>> Begin

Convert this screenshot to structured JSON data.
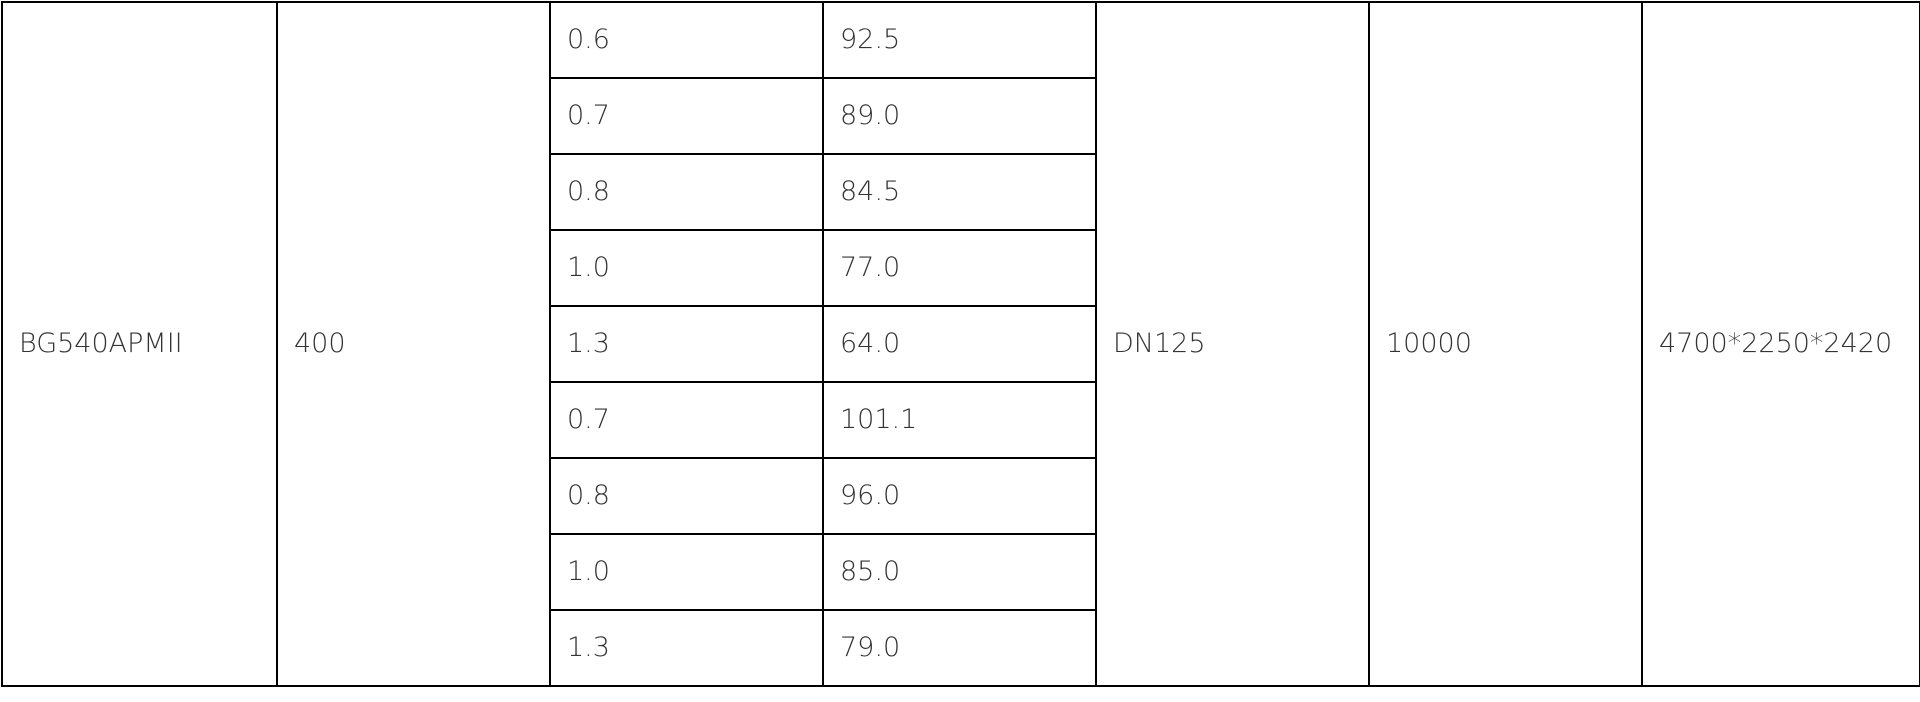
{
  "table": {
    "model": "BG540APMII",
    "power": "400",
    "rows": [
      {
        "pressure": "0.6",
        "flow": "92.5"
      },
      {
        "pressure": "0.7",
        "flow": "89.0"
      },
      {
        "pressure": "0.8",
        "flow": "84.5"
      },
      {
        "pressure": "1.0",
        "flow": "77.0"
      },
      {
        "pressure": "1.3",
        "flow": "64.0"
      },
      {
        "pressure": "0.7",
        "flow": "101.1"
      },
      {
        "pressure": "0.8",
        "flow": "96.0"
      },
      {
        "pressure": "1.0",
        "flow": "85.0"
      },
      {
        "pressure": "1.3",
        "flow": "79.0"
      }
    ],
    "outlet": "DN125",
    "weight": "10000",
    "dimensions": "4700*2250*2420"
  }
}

>> End
>> Begin

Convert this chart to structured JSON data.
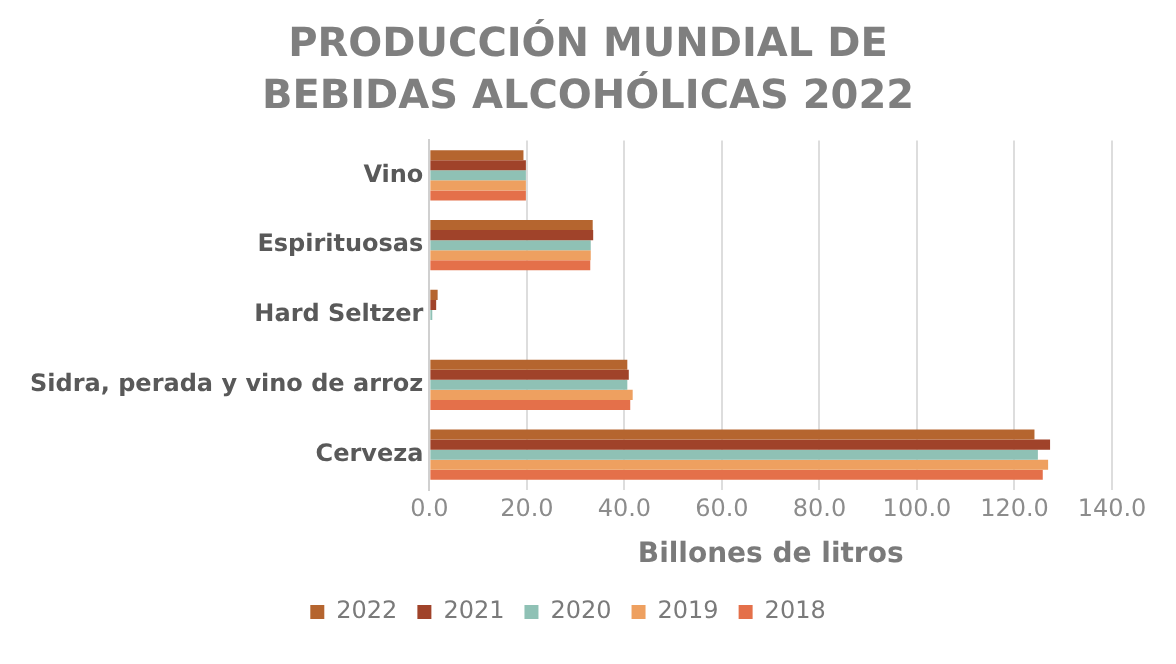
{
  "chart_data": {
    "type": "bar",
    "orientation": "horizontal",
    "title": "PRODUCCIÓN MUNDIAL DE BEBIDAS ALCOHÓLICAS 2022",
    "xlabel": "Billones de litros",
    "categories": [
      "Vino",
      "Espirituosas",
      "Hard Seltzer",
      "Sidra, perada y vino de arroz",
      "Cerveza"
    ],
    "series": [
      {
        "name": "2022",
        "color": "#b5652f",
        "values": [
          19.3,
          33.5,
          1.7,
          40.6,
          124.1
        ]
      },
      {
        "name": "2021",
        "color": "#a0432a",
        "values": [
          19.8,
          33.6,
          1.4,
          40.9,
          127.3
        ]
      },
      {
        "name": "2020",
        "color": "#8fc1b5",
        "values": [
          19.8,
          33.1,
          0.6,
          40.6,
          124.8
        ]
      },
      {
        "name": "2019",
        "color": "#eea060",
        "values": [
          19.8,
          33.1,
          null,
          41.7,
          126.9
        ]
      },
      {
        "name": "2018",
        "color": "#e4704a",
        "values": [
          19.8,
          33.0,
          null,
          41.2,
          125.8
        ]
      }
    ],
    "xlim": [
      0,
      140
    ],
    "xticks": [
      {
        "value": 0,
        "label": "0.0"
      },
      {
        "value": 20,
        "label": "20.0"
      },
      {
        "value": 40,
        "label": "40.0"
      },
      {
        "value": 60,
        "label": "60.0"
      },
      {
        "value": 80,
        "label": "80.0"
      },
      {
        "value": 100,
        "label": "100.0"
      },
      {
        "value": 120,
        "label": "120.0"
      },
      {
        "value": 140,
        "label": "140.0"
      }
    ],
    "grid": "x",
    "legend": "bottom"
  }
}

>> End

§ WHAT NEEDS TO BE DONE
Using the listing above, pick out each line that contains the word "JSON", then copy it.

§ ANSWER TO THE PROBLEM
Convert this screenshot to structured JSON data.
Convert this chart to structured JSON data.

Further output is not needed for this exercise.